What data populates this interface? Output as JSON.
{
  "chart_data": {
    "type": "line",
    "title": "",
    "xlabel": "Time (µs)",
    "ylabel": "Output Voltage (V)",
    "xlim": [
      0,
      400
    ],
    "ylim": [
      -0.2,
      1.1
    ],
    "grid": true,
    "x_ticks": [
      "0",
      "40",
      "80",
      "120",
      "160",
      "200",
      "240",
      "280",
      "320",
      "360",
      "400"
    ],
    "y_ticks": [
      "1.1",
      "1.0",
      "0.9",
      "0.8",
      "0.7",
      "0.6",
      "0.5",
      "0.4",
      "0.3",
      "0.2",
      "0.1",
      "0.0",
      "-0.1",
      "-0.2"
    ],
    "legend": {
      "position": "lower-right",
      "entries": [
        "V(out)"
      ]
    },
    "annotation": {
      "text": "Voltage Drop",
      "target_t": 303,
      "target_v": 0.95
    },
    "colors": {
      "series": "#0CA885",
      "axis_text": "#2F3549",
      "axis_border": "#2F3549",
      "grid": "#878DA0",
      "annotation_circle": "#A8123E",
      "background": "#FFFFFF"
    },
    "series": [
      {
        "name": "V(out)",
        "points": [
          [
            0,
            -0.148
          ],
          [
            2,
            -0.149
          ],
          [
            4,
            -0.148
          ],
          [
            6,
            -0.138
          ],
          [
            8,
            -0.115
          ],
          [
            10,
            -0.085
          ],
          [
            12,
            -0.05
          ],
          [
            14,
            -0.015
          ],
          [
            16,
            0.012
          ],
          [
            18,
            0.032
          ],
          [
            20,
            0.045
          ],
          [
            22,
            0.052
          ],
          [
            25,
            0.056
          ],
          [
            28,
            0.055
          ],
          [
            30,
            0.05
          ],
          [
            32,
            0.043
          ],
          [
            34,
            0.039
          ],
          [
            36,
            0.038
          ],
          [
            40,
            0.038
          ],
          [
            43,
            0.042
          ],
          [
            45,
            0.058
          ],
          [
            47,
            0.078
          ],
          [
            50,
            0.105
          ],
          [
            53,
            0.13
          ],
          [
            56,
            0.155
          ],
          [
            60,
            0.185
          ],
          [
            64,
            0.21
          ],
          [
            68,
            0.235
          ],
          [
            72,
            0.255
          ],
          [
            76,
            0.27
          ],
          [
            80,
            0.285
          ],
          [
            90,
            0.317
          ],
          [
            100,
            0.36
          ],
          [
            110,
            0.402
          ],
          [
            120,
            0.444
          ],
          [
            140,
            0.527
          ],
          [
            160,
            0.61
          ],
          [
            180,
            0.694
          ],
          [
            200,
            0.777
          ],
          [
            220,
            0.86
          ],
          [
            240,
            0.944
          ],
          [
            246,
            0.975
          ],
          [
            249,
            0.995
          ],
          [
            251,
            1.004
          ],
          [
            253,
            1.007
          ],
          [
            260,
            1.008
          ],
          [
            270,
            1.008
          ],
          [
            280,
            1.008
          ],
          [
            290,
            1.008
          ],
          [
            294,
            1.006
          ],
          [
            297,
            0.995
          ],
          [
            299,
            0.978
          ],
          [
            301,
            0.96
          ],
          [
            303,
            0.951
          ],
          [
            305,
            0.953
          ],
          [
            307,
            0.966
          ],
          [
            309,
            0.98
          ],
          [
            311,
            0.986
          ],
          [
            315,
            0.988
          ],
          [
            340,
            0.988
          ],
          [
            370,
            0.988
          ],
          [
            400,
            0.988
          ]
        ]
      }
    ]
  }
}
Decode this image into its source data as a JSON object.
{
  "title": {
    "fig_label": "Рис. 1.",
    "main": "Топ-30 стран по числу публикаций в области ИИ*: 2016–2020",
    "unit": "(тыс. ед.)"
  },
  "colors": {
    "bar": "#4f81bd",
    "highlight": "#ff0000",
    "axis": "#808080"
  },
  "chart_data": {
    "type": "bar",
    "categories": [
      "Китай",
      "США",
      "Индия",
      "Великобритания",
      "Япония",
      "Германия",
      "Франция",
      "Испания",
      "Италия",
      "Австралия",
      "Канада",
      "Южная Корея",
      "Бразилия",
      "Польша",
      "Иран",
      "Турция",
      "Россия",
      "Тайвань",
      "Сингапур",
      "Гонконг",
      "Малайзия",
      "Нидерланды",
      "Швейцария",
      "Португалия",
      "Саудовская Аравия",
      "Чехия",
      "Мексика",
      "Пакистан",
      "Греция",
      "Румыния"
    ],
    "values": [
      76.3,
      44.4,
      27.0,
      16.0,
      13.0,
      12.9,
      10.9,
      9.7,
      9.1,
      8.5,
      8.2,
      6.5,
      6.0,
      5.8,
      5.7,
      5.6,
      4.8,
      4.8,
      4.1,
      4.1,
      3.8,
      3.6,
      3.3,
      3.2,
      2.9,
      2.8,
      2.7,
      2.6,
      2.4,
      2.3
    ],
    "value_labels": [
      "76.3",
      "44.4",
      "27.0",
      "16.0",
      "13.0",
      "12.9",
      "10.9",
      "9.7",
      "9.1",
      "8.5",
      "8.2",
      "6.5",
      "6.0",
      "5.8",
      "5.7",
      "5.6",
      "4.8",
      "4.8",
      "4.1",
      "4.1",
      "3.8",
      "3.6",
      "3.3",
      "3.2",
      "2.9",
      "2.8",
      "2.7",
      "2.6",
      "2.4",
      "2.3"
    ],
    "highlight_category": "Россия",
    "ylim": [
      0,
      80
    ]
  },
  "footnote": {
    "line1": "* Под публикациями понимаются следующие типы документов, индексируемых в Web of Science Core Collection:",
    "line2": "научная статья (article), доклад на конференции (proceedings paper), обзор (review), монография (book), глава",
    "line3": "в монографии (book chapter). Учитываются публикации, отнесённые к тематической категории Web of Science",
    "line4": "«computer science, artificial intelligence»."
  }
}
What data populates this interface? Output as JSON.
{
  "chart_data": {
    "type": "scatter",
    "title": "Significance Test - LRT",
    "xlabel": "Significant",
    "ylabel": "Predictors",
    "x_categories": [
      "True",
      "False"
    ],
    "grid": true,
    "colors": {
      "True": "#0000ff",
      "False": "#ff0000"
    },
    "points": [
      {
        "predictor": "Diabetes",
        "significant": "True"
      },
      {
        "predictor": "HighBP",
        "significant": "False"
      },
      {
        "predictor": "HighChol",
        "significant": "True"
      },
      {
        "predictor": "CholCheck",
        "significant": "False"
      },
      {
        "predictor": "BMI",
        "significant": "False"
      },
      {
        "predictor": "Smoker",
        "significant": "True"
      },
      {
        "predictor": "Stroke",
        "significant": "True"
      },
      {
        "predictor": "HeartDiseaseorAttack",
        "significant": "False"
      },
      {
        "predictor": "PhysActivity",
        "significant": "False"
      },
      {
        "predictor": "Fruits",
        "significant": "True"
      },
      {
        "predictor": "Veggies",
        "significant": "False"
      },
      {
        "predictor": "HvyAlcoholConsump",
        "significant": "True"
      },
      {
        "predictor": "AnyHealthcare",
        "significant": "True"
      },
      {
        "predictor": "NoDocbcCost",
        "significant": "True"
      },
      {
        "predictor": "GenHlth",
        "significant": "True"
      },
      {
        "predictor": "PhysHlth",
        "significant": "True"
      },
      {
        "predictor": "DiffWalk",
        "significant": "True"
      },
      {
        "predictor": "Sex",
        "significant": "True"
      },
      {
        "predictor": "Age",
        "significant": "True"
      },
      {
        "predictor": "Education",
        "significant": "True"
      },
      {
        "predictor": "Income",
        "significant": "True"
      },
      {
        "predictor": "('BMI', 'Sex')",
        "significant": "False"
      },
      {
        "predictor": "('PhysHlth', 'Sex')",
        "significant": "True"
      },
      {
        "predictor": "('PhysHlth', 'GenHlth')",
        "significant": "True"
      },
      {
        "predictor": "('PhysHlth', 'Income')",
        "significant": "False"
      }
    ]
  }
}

• • • • •

**Requirement:** Give the listing above again, word for word.

**Answer in full:**
What data populates this interface? Output as JSON.
{
  "chart_data": {
    "type": "line",
    "title": "",
    "xlabel": "Time (µs)",
    "ylabel": "Output Voltage (V)",
    "xlim": [
      0,
      400
    ],
    "ylim": [
      -0.2,
      1.1
    ],
    "grid": true,
    "x_ticks": [
      "0",
      "40",
      "80",
      "120",
      "160",
      "200",
      "240",
      "280",
      "320",
      "360",
      "400"
    ],
    "y_ticks": [
      "1.1",
      "1.0",
      "0.9",
      "0.8",
      "0.7",
      "0.6",
      "0.5",
      "0.4",
      "0.3",
      "0.2",
      "0.1",
      "0.0",
      "-0.1",
      "-0.2"
    ],
    "legend": {
      "position": "lower-right",
      "entries": [
        "V(out)"
      ]
    },
    "annotation": {
      "text": "Voltage Drop",
      "target_t": 303,
      "target_v": 0.95
    },
    "colors": {
      "series": "#0CA885",
      "axis_text": "#2F3549",
      "axis_border": "#2F3549",
      "grid": "#878DA0",
      "annotation_circle": "#A8123E",
      "background": "#FFFFFF"
    },
    "series": [
      {
        "name": "V(out)",
        "points": [
          [
            0,
            -0.148
          ],
          [
            2,
            -0.149
          ],
          [
            4,
            -0.148
          ],
          [
            6,
            -0.138
          ],
          [
            8,
            -0.115
          ],
          [
            10,
            -0.085
          ],
          [
            12,
            -0.05
          ],
          [
            14,
            -0.015
          ],
          [
            16,
            0.012
          ],
          [
            18,
            0.032
          ],
          [
            20,
            0.045
          ],
          [
            22,
            0.052
          ],
          [
            25,
            0.056
          ],
          [
            28,
            0.055
          ],
          [
            30,
            0.05
          ],
          [
            32,
            0.043
          ],
          [
            34,
            0.039
          ],
          [
            36,
            0.038
          ],
          [
            40,
            0.038
          ],
          [
            43,
            0.042
          ],
          [
            45,
            0.058
          ],
          [
            47,
            0.078
          ],
          [
            50,
            0.105
          ],
          [
            53,
            0.13
          ],
          [
            56,
            0.155
          ],
          [
            60,
            0.185
          ],
          [
            64,
            0.21
          ],
          [
            68,
            0.235
          ],
          [
            72,
            0.255
          ],
          [
            76,
            0.27
          ],
          [
            80,
            0.285
          ],
          [
            90,
            0.317
          ],
          [
            100,
            0.36
          ],
          [
            110,
            0.402
          ],
          [
            120,
            0.444
          ],
          [
            140,
            0.527
          ],
          [
            160,
            0.61
          ],
          [
            180,
            0.694
          ],
          [
            200,
            0.777
          ],
          [
            220,
            0.86
          ],
          [
            240,
            0.944
          ],
          [
            246,
            0.975
          ],
          [
            249,
            0.995
          ],
          [
            251,
            1.004
          ],
          [
            253,
            1.007
          ],
          [
            260,
            1.008
          ],
          [
            270,
            1.008
          ],
          [
            280,
            1.008
          ],
          [
            290,
            1.008
          ],
          [
            294,
            1.006
          ],
          [
            297,
            0.995
          ],
          [
            299,
            0.978
          ],
          [
            301,
            0.96
          ],
          [
            303,
            0.951
          ],
          [
            305,
            0.953
          ],
          [
            307,
            0.966
          ],
          [
            309,
            0.98
          ],
          [
            311,
            0.986
          ],
          [
            315,
            0.988
          ],
          [
            340,
            0.988
          ],
          [
            370,
            0.988
          ],
          [
            400,
            0.988
          ]
        ]
      }
    ]
  }
}
Decode this image into its source data as a JSON object.
{
  "title": {
    "fig_label": "Рис. 1.",
    "main": "Топ-30 стран по числу публикаций в области ИИ*: 2016–2020",
    "unit": "(тыс. ед.)"
  },
  "colors": {
    "bar": "#4f81bd",
    "highlight": "#ff0000",
    "axis": "#808080"
  },
  "chart_data": {
    "type": "bar",
    "categories": [
      "Китай",
      "США",
      "Индия",
      "Великобритания",
      "Япония",
      "Германия",
      "Франция",
      "Испания",
      "Италия",
      "Австралия",
      "Канада",
      "Южная Корея",
      "Бразилия",
      "Польша",
      "Иран",
      "Турция",
      "Россия",
      "Тайвань",
      "Сингапур",
      "Гонконг",
      "Малайзия",
      "Нидерланды",
      "Швейцария",
      "Португалия",
      "Саудовская Аравия",
      "Чехия",
      "Мексика",
      "Пакистан",
      "Греция",
      "Румыния"
    ],
    "values": [
      76.3,
      44.4,
      27.0,
      16.0,
      13.0,
      12.9,
      10.9,
      9.7,
      9.1,
      8.5,
      8.2,
      6.5,
      6.0,
      5.8,
      5.7,
      5.6,
      4.8,
      4.8,
      4.1,
      4.1,
      3.8,
      3.6,
      3.3,
      3.2,
      2.9,
      2.8,
      2.7,
      2.6,
      2.4,
      2.3
    ],
    "value_labels": [
      "76.3",
      "44.4",
      "27.0",
      "16.0",
      "13.0",
      "12.9",
      "10.9",
      "9.7",
      "9.1",
      "8.5",
      "8.2",
      "6.5",
      "6.0",
      "5.8",
      "5.7",
      "5.6",
      "4.8",
      "4.8",
      "4.1",
      "4.1",
      "3.8",
      "3.6",
      "3.3",
      "3.2",
      "2.9",
      "2.8",
      "2.7",
      "2.6",
      "2.4",
      "2.3"
    ],
    "highlight_category": "Россия",
    "ylim": [
      0,
      80
    ]
  },
  "footnote": {
    "line1": "* Под публикациями понимаются следующие типы документов, индексируемых в Web of Science Core Collection:",
    "line2": "научная статья (article), доклад на конференции (proceedings paper), обзор (review), монография (book), глава",
    "line3": "в монографии (book chapter). Учитываются публикации, отнесённые к тематической категории Web of Science",
    "line4": "«computer science, artificial intelligence»."
  }
}
What data populates this interface? Output as JSON.
{
  "chart_data": {
    "type": "scatter",
    "title": "Significance Test - LRT",
    "xlabel": "Significant",
    "ylabel": "Predictors",
    "x_categories": [
      "True",
      "False"
    ],
    "grid": true,
    "colors": {
      "True": "#0000ff",
      "False": "#ff0000"
    },
    "points": [
      {
        "predictor": "Diabetes",
        "significant": "True"
      },
      {
        "predictor": "HighBP",
        "significant": "False"
      },
      {
        "predictor": "HighChol",
        "significant": "True"
      },
      {
        "predictor": "CholCheck",
        "significant": "False"
      },
      {
        "predictor": "BMI",
        "significant": "False"
      },
      {
        "predictor": "Smoker",
        "significant": "True"
      },
      {
        "predictor": "Stroke",
        "significant": "True"
      },
      {
        "predictor": "HeartDiseaseorAttack",
        "significant": "False"
      },
      {
        "predictor": "PhysActivity",
        "significant": "False"
      },
      {
        "predictor": "Fruits",
        "significant": "True"
      },
      {
        "predictor": "Veggies",
        "significant": "False"
      },
      {
        "predictor": "HvyAlcoholConsump",
        "significant": "True"
      },
      {
        "predictor": "AnyHealthcare",
        "significant": "True"
      },
      {
        "predictor": "NoDocbcCost",
        "significant": "True"
      },
      {
        "predictor": "GenHlth",
        "significant": "True"
      },
      {
        "predictor": "PhysHlth",
        "significant": "True"
      },
      {
        "predictor": "DiffWalk",
        "significant": "True"
      },
      {
        "predictor": "Sex",
        "significant": "True"
      },
      {
        "predictor": "Age",
        "significant": "True"
      },
      {
        "predictor": "Education",
        "significant": "True"
      },
      {
        "predictor": "Income",
        "significant": "True"
      },
      {
        "predictor": "('BMI', 'Sex')",
        "significant": "False"
      },
      {
        "predictor": "('PhysHlth', 'Sex')",
        "significant": "True"
      },
      {
        "predictor": "('PhysHlth', 'GenHlth')",
        "significant": "True"
      },
      {
        "predictor": "('PhysHlth', 'Income')",
        "significant": "False"
      }
    ]
  }
}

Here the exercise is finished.